- [Listed entries]
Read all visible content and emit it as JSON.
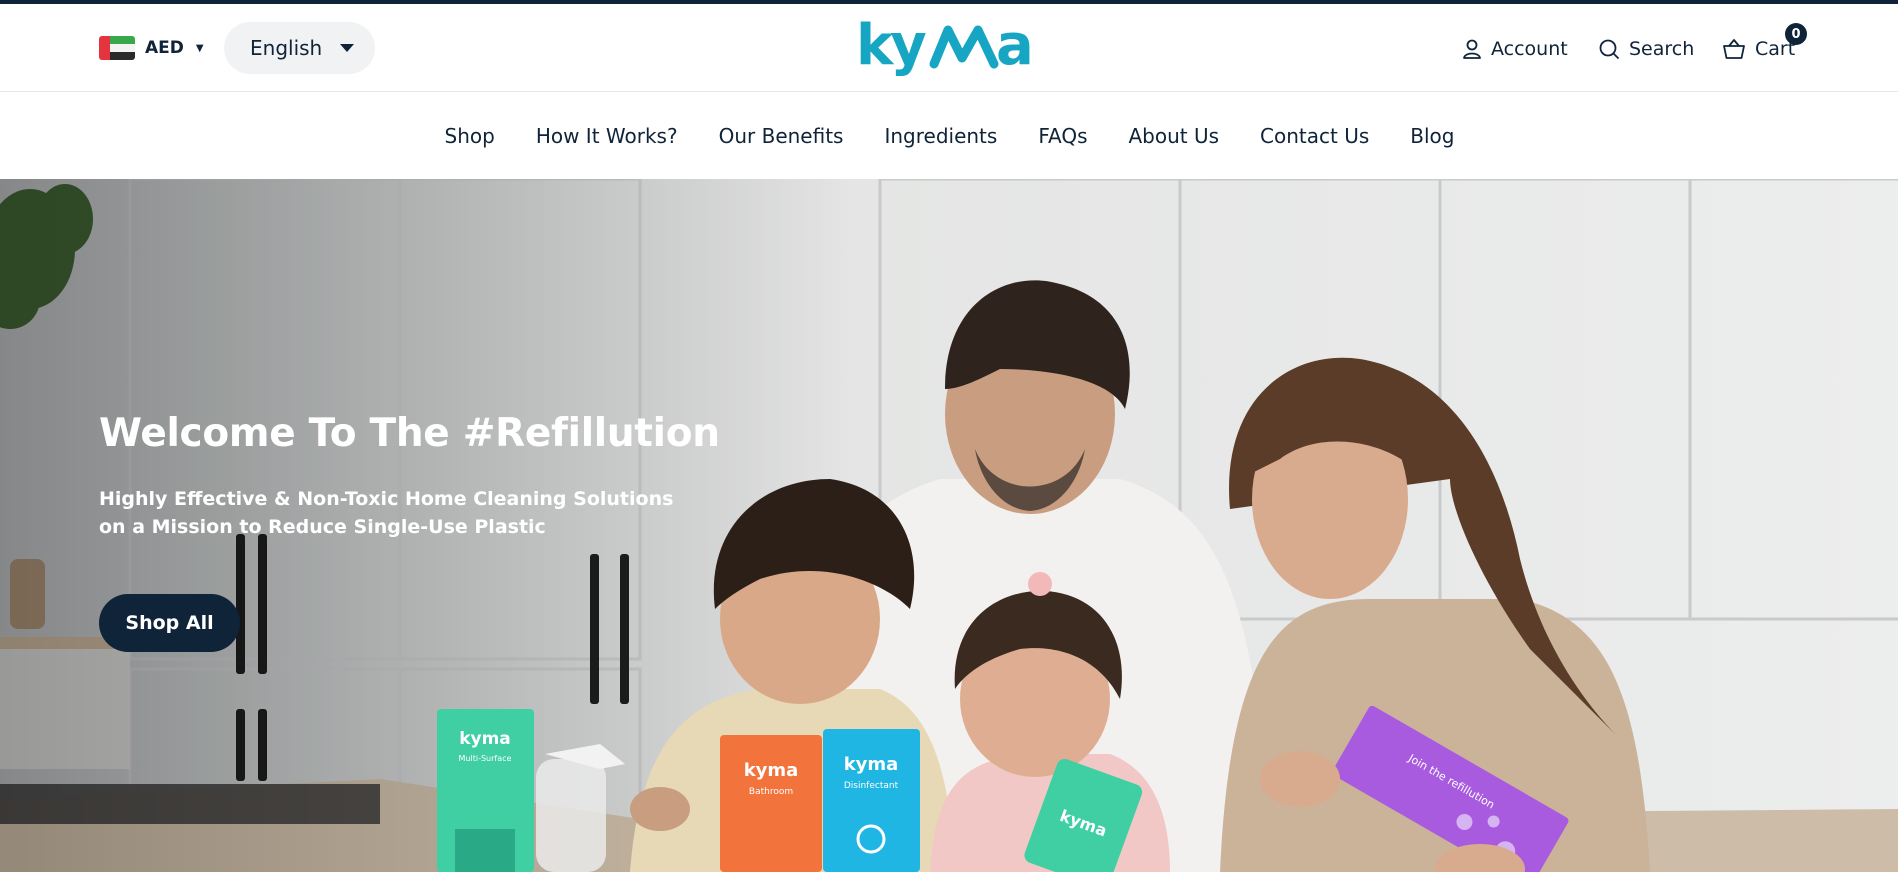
{
  "header": {
    "currency": {
      "code": "AED",
      "flag": "uae-flag-icon"
    },
    "language": {
      "selected": "English"
    },
    "logo": {
      "text": "kyma",
      "color": "#16a6c3"
    },
    "account_label": "Account",
    "search_label": "Search",
    "cart_label": "Cart",
    "cart_count": "0"
  },
  "nav": {
    "items": [
      {
        "label": "Shop"
      },
      {
        "label": "How It Works?"
      },
      {
        "label": "Our Benefits"
      },
      {
        "label": "Ingredients"
      },
      {
        "label": "FAQs"
      },
      {
        "label": "About Us"
      },
      {
        "label": "Contact Us"
      },
      {
        "label": "Blog"
      }
    ]
  },
  "hero": {
    "title": "Welcome To The #Refillution",
    "subtitle": "Highly Effective & Non-Toxic Home Cleaning Solutions on a Mission to Reduce Single-Use Plastic",
    "cta_label": "Shop All",
    "image": "family-with-kyma-cleaning-products-photo",
    "product_labels": {
      "multi_surface_brand": "kyma",
      "multi_surface_name": "Multi-Surface",
      "bathroom_brand": "kyma",
      "bathroom_name": "Bathroom",
      "disinfectant_brand": "kyma",
      "disinfectant_name": "Disinfectant",
      "glass_brand": "kyma",
      "join_text": "Join the refillution"
    }
  },
  "colors": {
    "navy": "#0f2438",
    "brand_teal": "#16a6c3",
    "flag_red": "#e4343d",
    "flag_green": "#38a84a"
  }
}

- [Exercise description]
Extract all the data above exactly, excluding every picture.

- [Finished exercise]
Read all visible content and emit it as JSON.
{
  "header": {
    "currency": {
      "code": "AED",
      "flag": "uae-flag-icon"
    },
    "language": {
      "selected": "English"
    },
    "logo": {
      "text": "kyma",
      "color": "#16a6c3"
    },
    "account_label": "Account",
    "search_label": "Search",
    "cart_label": "Cart",
    "cart_count": "0"
  },
  "nav": {
    "items": [
      {
        "label": "Shop"
      },
      {
        "label": "How It Works?"
      },
      {
        "label": "Our Benefits"
      },
      {
        "label": "Ingredients"
      },
      {
        "label": "FAQs"
      },
      {
        "label": "About Us"
      },
      {
        "label": "Contact Us"
      },
      {
        "label": "Blog"
      }
    ]
  },
  "hero": {
    "title": "Welcome To The #Refillution",
    "subtitle": "Highly Effective & Non-Toxic Home Cleaning Solutions on a Mission to Reduce Single-Use Plastic",
    "cta_label": "Shop All",
    "image": "family-with-kyma-cleaning-products-photo",
    "product_labels": {
      "multi_surface_brand": "kyma",
      "multi_surface_name": "Multi-Surface",
      "bathroom_brand": "kyma",
      "bathroom_name": "Bathroom",
      "disinfectant_brand": "kyma",
      "disinfectant_name": "Disinfectant",
      "glass_brand": "kyma",
      "join_text": "Join the refillution"
    }
  },
  "colors": {
    "navy": "#0f2438",
    "brand_teal": "#16a6c3",
    "flag_red": "#e4343d",
    "flag_green": "#38a84a"
  }
}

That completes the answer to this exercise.